Exercise objective
Pick every line from the data that holds the word "协调处理工作中存在的困难".
Given data start
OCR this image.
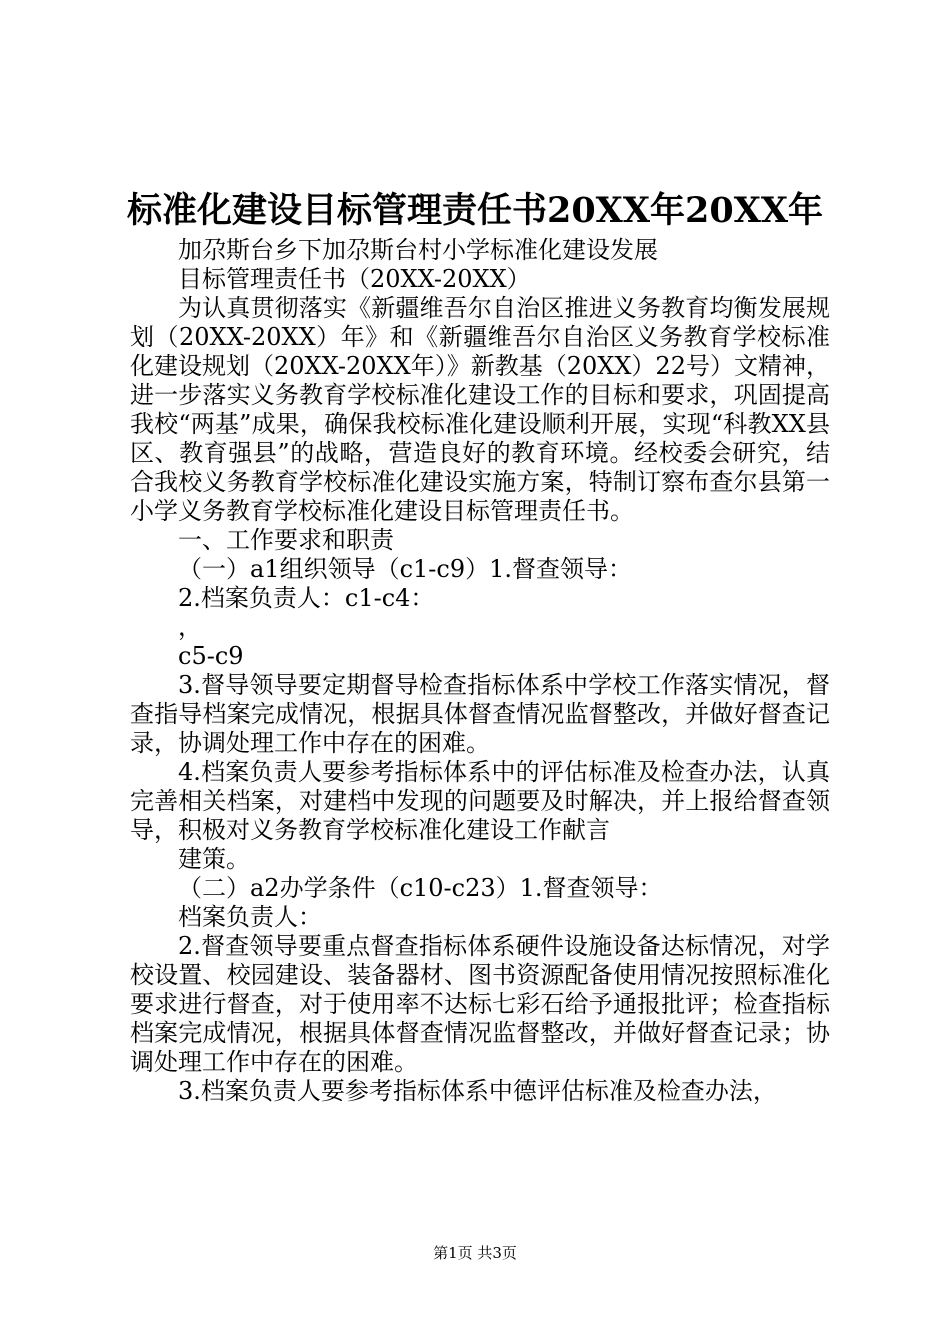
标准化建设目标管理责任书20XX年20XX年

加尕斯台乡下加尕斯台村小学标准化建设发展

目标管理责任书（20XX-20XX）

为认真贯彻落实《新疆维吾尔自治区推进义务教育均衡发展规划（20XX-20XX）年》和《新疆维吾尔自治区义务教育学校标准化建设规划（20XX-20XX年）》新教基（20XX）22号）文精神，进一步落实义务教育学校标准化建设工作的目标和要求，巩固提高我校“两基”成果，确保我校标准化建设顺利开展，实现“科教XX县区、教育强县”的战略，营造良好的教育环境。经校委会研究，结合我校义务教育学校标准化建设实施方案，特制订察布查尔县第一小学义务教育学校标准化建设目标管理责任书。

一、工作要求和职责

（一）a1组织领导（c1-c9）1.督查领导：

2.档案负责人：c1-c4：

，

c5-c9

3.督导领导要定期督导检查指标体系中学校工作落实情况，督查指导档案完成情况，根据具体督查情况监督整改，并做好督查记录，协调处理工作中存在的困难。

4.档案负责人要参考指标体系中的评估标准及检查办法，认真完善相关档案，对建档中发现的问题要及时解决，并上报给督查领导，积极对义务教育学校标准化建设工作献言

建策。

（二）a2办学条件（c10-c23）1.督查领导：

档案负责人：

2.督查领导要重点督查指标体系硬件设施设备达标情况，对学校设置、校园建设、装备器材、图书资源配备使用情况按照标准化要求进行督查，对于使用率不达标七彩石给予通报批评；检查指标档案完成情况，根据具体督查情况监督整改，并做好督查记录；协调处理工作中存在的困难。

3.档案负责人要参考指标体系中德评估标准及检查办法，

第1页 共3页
Given data end
Response
3.督导领导要定期督导检查指标体系中学校工作落实情况，督查指导档案完成情况，根据具体督查情况监督整改，并做好督查记录，协调处理工作中存在的困难。
2.督查领导要重点督查指标体系硬件设施设备达标情况，对学校设置、校园建设、装备器材、图书资源配备使用情况按照标准化要求进行督查，对于使用率不达标七彩石给予通报批评；检查指标档案完成情况，根据具体督查情况监督整改，并做好督查记录；协调处理工作中存在的困难。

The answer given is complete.